Select every line below containing the word "color".

» Data for this exercise
++++++

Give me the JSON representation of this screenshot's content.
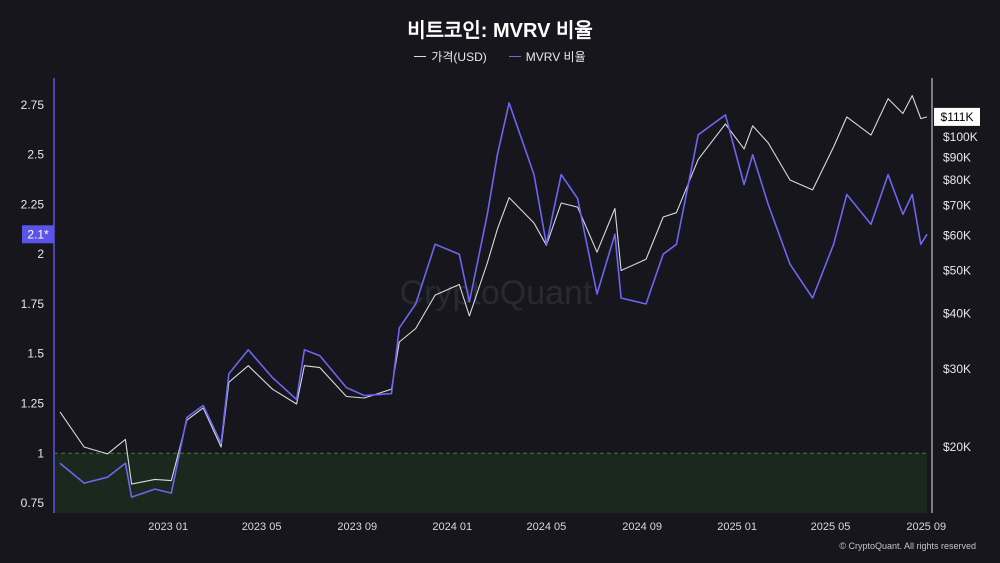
{
  "chart_data": {
    "type": "line",
    "title": "비트코인: MVRV 비율",
    "watermark": "CryptoQuant",
    "copyright": "© CryptoQuant. All rights reserved",
    "x_ticks": [
      "2023 01",
      "2023 05",
      "2023 09",
      "2024 01",
      "2024 05",
      "2024 09",
      "2025 01",
      "2025 05",
      "2025 09"
    ],
    "left_axis": {
      "ticks": [
        "0.75",
        "1",
        "1.25",
        "1.5",
        "1.75",
        "2",
        "2.25",
        "2.5",
        "2.75"
      ],
      "current_value_label": "2.1*",
      "ylim": [
        0.7,
        2.85
      ]
    },
    "right_axis": {
      "scale": "log",
      "ticks": [
        "$20K",
        "$30K",
        "$40K",
        "$50K",
        "$60K",
        "$70K",
        "$80K",
        "$90K",
        "$100K"
      ],
      "current_value_label": "$111K"
    },
    "reference_line": {
      "value": 1,
      "style": "dashed",
      "color": "#3f7a3f"
    },
    "series": [
      {
        "name": "가격(USD)",
        "axis": "right",
        "color": "#d9d9df",
        "points": [
          [
            "2022-08-15",
            24000
          ],
          [
            "2022-09-15",
            20000
          ],
          [
            "2022-10-15",
            19300
          ],
          [
            "2022-11-07",
            20800
          ],
          [
            "2022-11-15",
            16500
          ],
          [
            "2022-12-15",
            16900
          ],
          [
            "2023-01-05",
            16800
          ],
          [
            "2023-01-25",
            23000
          ],
          [
            "2023-02-15",
            24500
          ],
          [
            "2023-03-10",
            20000
          ],
          [
            "2023-03-20",
            28000
          ],
          [
            "2023-04-14",
            30500
          ],
          [
            "2023-05-15",
            27000
          ],
          [
            "2023-06-15",
            25000
          ],
          [
            "2023-06-25",
            30500
          ],
          [
            "2023-07-15",
            30200
          ],
          [
            "2023-08-18",
            26000
          ],
          [
            "2023-09-10",
            25800
          ],
          [
            "2023-10-15",
            27000
          ],
          [
            "2023-10-25",
            34500
          ],
          [
            "2023-11-15",
            37000
          ],
          [
            "2023-12-10",
            44000
          ],
          [
            "2024-01-10",
            46500
          ],
          [
            "2024-01-23",
            39500
          ],
          [
            "2024-02-15",
            52000
          ],
          [
            "2024-02-28",
            62000
          ],
          [
            "2024-03-14",
            73000
          ],
          [
            "2024-04-15",
            64000
          ],
          [
            "2024-05-01",
            57000
          ],
          [
            "2024-05-20",
            71000
          ],
          [
            "2024-06-10",
            69500
          ],
          [
            "2024-07-05",
            55000
          ],
          [
            "2024-07-28",
            69000
          ],
          [
            "2024-08-05",
            50000
          ],
          [
            "2024-09-06",
            53000
          ],
          [
            "2024-09-28",
            66000
          ],
          [
            "2024-10-15",
            67500
          ],
          [
            "2024-11-12",
            89000
          ],
          [
            "2024-12-17",
            107000
          ],
          [
            "2025-01-10",
            94000
          ],
          [
            "2025-01-21",
            106000
          ],
          [
            "2025-02-10",
            97000
          ],
          [
            "2025-03-10",
            80000
          ],
          [
            "2025-04-08",
            76000
          ],
          [
            "2025-05-05",
            95000
          ],
          [
            "2025-05-22",
            111000
          ],
          [
            "2025-06-22",
            101000
          ],
          [
            "2025-07-14",
            122000
          ],
          [
            "2025-08-02",
            113000
          ],
          [
            "2025-08-14",
            124000
          ],
          [
            "2025-08-25",
            110000
          ],
          [
            "2025-09-02",
            111000
          ]
        ]
      },
      {
        "name": "MVRV 비율",
        "axis": "left",
        "color": "#6c66f0",
        "points": [
          [
            "2022-08-15",
            0.95
          ],
          [
            "2022-09-15",
            0.85
          ],
          [
            "2022-10-15",
            0.88
          ],
          [
            "2022-11-07",
            0.95
          ],
          [
            "2022-11-15",
            0.78
          ],
          [
            "2022-12-15",
            0.82
          ],
          [
            "2023-01-05",
            0.8
          ],
          [
            "2023-01-25",
            1.18
          ],
          [
            "2023-02-15",
            1.24
          ],
          [
            "2023-03-10",
            1.05
          ],
          [
            "2023-03-20",
            1.4
          ],
          [
            "2023-04-14",
            1.52
          ],
          [
            "2023-05-15",
            1.38
          ],
          [
            "2023-06-15",
            1.27
          ],
          [
            "2023-06-25",
            1.52
          ],
          [
            "2023-07-15",
            1.49
          ],
          [
            "2023-08-18",
            1.33
          ],
          [
            "2023-09-10",
            1.29
          ],
          [
            "2023-10-15",
            1.3
          ],
          [
            "2023-10-25",
            1.63
          ],
          [
            "2023-11-15",
            1.75
          ],
          [
            "2023-12-10",
            2.05
          ],
          [
            "2024-01-10",
            2.0
          ],
          [
            "2024-01-23",
            1.76
          ],
          [
            "2024-02-15",
            2.2
          ],
          [
            "2024-02-28",
            2.5
          ],
          [
            "2024-03-14",
            2.76
          ],
          [
            "2024-04-15",
            2.4
          ],
          [
            "2024-05-01",
            2.05
          ],
          [
            "2024-05-20",
            2.4
          ],
          [
            "2024-06-10",
            2.28
          ],
          [
            "2024-07-05",
            1.8
          ],
          [
            "2024-07-28",
            2.1
          ],
          [
            "2024-08-05",
            1.78
          ],
          [
            "2024-09-06",
            1.75
          ],
          [
            "2024-09-28",
            2.0
          ],
          [
            "2024-10-15",
            2.05
          ],
          [
            "2024-11-12",
            2.6
          ],
          [
            "2024-12-17",
            2.7
          ],
          [
            "2025-01-10",
            2.35
          ],
          [
            "2025-01-21",
            2.5
          ],
          [
            "2025-02-10",
            2.25
          ],
          [
            "2025-03-10",
            1.95
          ],
          [
            "2025-04-08",
            1.78
          ],
          [
            "2025-05-05",
            2.05
          ],
          [
            "2025-05-22",
            2.3
          ],
          [
            "2025-06-22",
            2.15
          ],
          [
            "2025-07-14",
            2.4
          ],
          [
            "2025-08-02",
            2.2
          ],
          [
            "2025-08-14",
            2.3
          ],
          [
            "2025-08-25",
            2.05
          ],
          [
            "2025-09-02",
            2.1
          ]
        ]
      }
    ]
  }
}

++++++

» Answer below
      "color": "#3f7a3f"
        "color": "#d9d9df",
        "color": "#6c66f0",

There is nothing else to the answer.